Set exercise: Pick out the lines below that contain the string "this" and copy them all.

▬▬▬▬▬▬

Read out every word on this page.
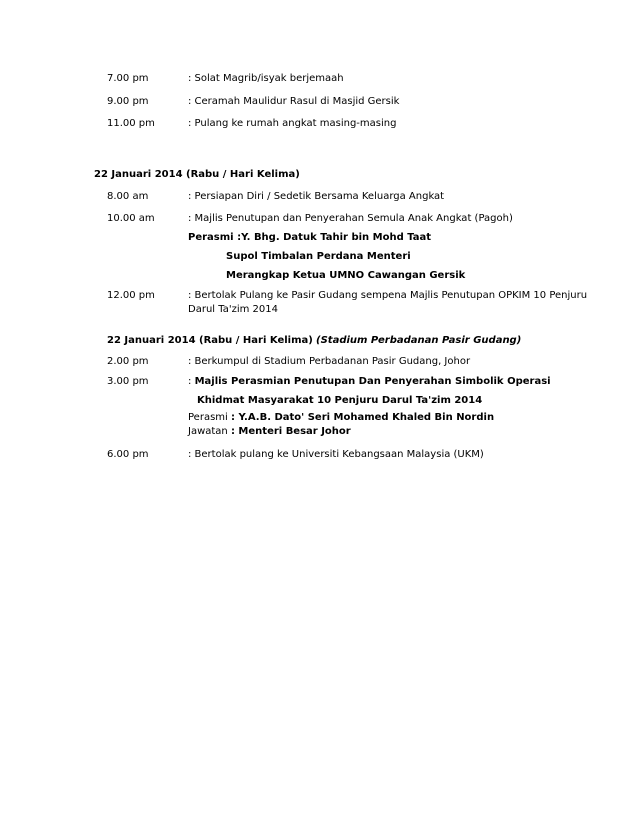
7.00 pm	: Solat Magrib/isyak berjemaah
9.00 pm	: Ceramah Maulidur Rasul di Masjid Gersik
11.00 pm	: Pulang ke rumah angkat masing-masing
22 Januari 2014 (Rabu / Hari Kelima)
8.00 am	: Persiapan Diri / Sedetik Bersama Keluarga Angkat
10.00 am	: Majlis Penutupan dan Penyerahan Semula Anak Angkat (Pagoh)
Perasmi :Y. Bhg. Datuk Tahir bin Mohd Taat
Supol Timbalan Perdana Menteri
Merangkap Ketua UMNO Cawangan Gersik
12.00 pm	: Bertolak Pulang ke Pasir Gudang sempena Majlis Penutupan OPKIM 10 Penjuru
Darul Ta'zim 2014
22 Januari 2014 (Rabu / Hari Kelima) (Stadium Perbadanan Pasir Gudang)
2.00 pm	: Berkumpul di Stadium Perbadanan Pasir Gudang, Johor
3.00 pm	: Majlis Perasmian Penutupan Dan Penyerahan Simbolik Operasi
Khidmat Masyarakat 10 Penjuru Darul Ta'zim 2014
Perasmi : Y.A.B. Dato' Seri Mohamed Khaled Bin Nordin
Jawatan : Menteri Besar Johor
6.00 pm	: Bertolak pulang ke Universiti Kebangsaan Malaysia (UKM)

▬▬▬▬▬▬

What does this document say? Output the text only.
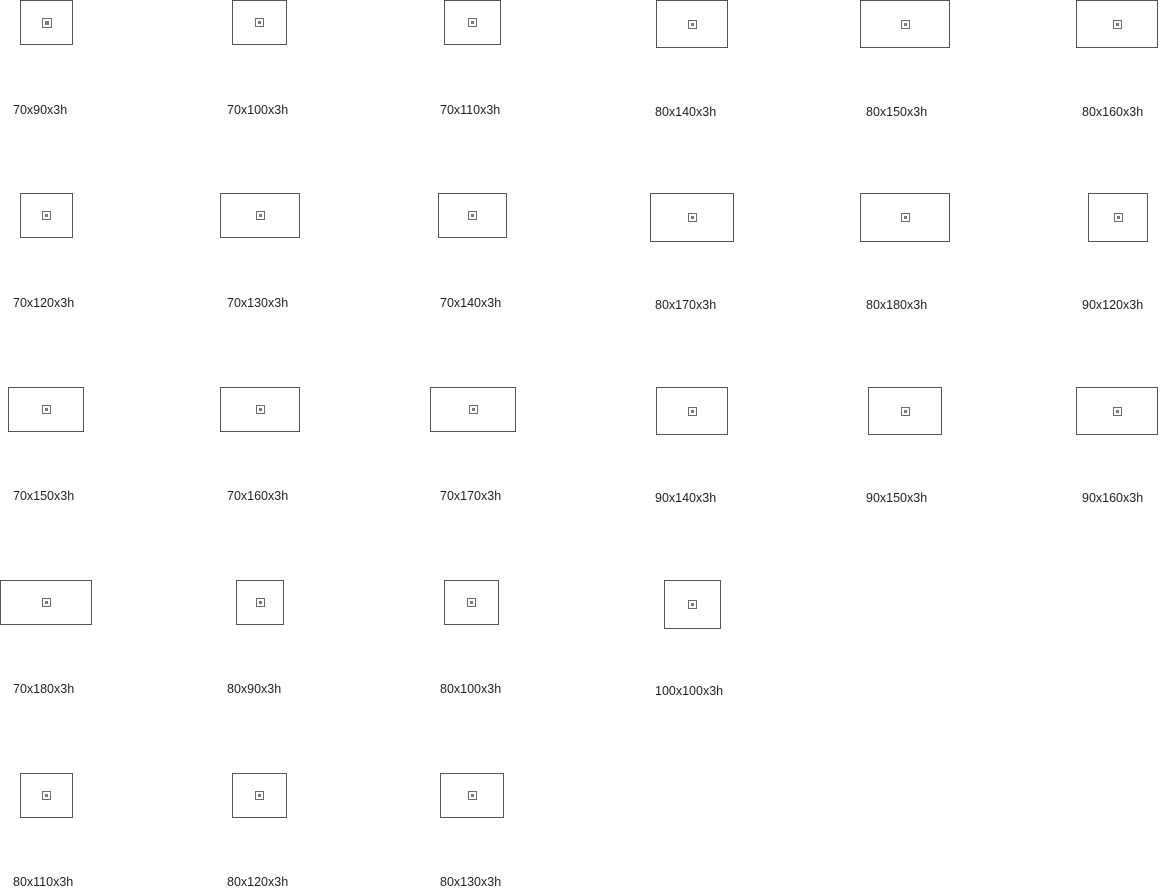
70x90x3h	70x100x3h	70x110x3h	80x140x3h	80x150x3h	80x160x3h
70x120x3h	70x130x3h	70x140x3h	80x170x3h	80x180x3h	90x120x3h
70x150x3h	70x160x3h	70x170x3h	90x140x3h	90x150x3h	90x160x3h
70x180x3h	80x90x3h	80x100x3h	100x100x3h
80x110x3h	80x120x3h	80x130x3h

▬▬▬▬▬▬

The response:
Read out every word on this page.
What does this document say? Output the text only.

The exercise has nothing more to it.